What is needed is an exact copy of the entries below, from the line that contains "Serialize everything readable" through the final line, both included, and nothing else.

#### Supplied data ####

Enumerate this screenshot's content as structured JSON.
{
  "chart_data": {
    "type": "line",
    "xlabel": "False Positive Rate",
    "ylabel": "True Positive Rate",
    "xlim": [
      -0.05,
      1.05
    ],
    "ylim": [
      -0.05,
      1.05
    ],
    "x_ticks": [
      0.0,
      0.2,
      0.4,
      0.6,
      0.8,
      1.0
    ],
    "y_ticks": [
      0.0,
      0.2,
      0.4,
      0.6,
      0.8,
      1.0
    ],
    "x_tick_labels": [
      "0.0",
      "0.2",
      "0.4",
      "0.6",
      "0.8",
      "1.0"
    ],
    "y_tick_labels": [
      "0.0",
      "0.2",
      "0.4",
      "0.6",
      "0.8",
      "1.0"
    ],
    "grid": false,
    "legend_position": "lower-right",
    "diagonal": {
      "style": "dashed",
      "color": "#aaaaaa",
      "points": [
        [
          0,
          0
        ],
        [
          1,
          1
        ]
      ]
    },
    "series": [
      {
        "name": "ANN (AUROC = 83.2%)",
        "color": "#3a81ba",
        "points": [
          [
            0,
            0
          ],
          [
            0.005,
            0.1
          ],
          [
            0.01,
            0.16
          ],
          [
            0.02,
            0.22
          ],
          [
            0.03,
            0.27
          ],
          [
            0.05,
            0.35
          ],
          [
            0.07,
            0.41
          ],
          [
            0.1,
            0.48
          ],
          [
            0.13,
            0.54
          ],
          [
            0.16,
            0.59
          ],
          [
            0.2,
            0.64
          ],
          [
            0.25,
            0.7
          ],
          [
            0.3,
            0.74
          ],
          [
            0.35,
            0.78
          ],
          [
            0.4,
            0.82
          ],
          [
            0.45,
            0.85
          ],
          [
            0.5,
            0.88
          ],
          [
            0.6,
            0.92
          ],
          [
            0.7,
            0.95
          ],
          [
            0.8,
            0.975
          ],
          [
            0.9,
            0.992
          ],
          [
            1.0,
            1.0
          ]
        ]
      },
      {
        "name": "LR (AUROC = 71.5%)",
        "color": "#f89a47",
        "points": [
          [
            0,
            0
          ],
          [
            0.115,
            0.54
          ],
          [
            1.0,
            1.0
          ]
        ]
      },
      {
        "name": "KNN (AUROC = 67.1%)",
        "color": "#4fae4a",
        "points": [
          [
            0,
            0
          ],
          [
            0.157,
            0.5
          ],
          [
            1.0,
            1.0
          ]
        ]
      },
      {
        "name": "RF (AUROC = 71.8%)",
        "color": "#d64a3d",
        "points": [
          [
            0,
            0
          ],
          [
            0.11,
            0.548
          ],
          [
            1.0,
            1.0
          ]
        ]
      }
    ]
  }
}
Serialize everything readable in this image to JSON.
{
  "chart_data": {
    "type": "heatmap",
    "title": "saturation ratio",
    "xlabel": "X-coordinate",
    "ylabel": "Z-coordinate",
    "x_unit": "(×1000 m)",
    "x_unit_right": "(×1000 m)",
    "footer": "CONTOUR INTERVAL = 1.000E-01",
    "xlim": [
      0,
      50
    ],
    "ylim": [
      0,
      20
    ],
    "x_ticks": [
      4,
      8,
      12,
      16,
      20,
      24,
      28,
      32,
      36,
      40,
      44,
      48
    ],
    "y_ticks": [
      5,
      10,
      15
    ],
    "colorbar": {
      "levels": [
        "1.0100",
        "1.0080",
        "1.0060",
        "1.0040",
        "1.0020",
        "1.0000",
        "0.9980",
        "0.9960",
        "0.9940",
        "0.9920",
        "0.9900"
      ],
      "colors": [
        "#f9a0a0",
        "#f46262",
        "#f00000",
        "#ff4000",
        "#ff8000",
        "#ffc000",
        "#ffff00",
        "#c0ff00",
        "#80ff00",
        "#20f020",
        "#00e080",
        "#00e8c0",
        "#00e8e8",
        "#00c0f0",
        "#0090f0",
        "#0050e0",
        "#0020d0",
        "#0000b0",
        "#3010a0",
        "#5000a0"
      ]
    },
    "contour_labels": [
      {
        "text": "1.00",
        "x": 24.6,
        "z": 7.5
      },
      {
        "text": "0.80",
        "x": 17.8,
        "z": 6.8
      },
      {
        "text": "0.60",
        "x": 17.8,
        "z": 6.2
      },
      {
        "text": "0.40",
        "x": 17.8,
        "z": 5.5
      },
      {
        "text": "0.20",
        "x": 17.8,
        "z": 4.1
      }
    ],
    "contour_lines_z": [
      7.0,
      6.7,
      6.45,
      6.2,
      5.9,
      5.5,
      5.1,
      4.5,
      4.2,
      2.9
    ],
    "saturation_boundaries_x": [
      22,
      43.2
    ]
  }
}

####

The reply:
Serialize everything readable in this image to JSON.
{
  "chart_data": {
    "type": "heatmap",
    "title": "saturation ratio",
    "xlabel": "X-coordinate",
    "ylabel": "Z-coordinate",
    "x_unit": "(×1000 m)",
    "x_unit_right": "(×1000 m)",
    "footer": "CONTOUR INTERVAL = 1.000E-01",
    "xlim": [
      0,
      50
    ],
    "ylim": [
      0,
      20
    ],
    "x_ticks": [
      4,
      8,
      12,
      16,
      20,
      24,
      28,
      32,
      36,
      40,
      44,
      48
    ],
    "y_ticks": [
      5,
      10,
      15
    ],
    "colorbar": {
      "levels": [
        "1.0100",
        "1.0080",
        "1.0060",
        "1.0040",
        "1.0020",
        "1.0000",
        "0.9980",
        "0.9960",
        "0.9940",
        "0.9920",
        "0.9900"
      ],
      "colors": [
        "#f9a0a0",
        "#f46262",
        "#f00000",
        "#ff4000",
        "#ff8000",
        "#ffc000",
        "#ffff00",
        "#c0ff00",
        "#80ff00",
        "#20f020",
        "#00e080",
        "#00e8c0",
        "#00e8e8",
        "#00c0f0",
        "#0090f0",
        "#0050e0",
        "#0020d0",
        "#0000b0",
        "#3010a0",
        "#5000a0"
      ]
    },
    "contour_labels": [
      {
        "text": "1.00",
        "x": 24.6,
        "z": 7.5
      },
      {
        "text": "0.80",
        "x": 17.8,
        "z": 6.8
      },
      {
        "text": "0.60",
        "x": 17.8,
        "z": 6.2
      },
      {
        "text": "0.40",
        "x": 17.8,
        "z": 5.5
      },
      {
        "text": "0.20",
        "x": 17.8,
        "z": 4.1
      }
    ],
    "contour_lines_z": [
      7.0,
      6.7,
      6.45,
      6.2,
      5.9,
      5.5,
      5.1,
      4.5,
      4.2,
      2.9
    ],
    "saturation_boundaries_x": [
      22,
      43.2
    ]
  }
}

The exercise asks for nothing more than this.